* _What is asked_
Your task is to repeat the entries word for word while leaving out the pictures.

* _Exercise data_
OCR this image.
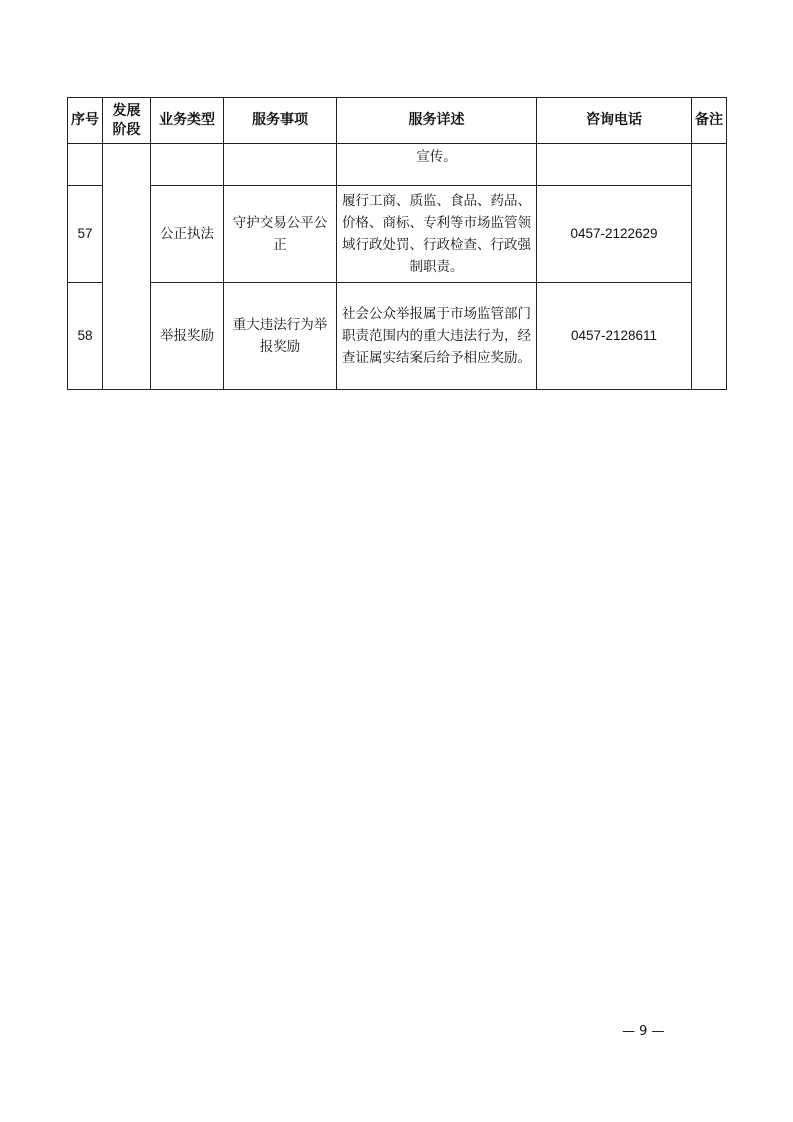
序号	发展阶段	业务类型	服务事项	服务详述	咨询电话	备注
				宣传。		
57		公正执法	守护交易公平公正	履行工商、质监、食品、药品、价格、商标、专利等市场监管领域行政处罚、行政检查、行政强制职责。	0457-2122629	
58		举报奖励	重大违法行为举报奖励	社会公众举报属于市场监管部门职责范围内的重大违法行为，经查证属实结案后给予相应奖励。	0457-2128611	
— 9 —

* _Answer_
OCR this image.
序号	发展阶段	业务类型	服务事项	服务详述	咨询电话	备注
				宣传。		
57		公正执法	守护交易公平公正	履行工商、质监、食品、药品、价格、商标、专利等市场监管领域行政处罚、行政检查、行政强制职责。	0457-2122629	
58		举报奖励	重大违法行为举报奖励	社会公众举报属于市场监管部门职责范围内的重大违法行为，经查证属实结案后给予相应奖励。	0457-2128611	
— 9 —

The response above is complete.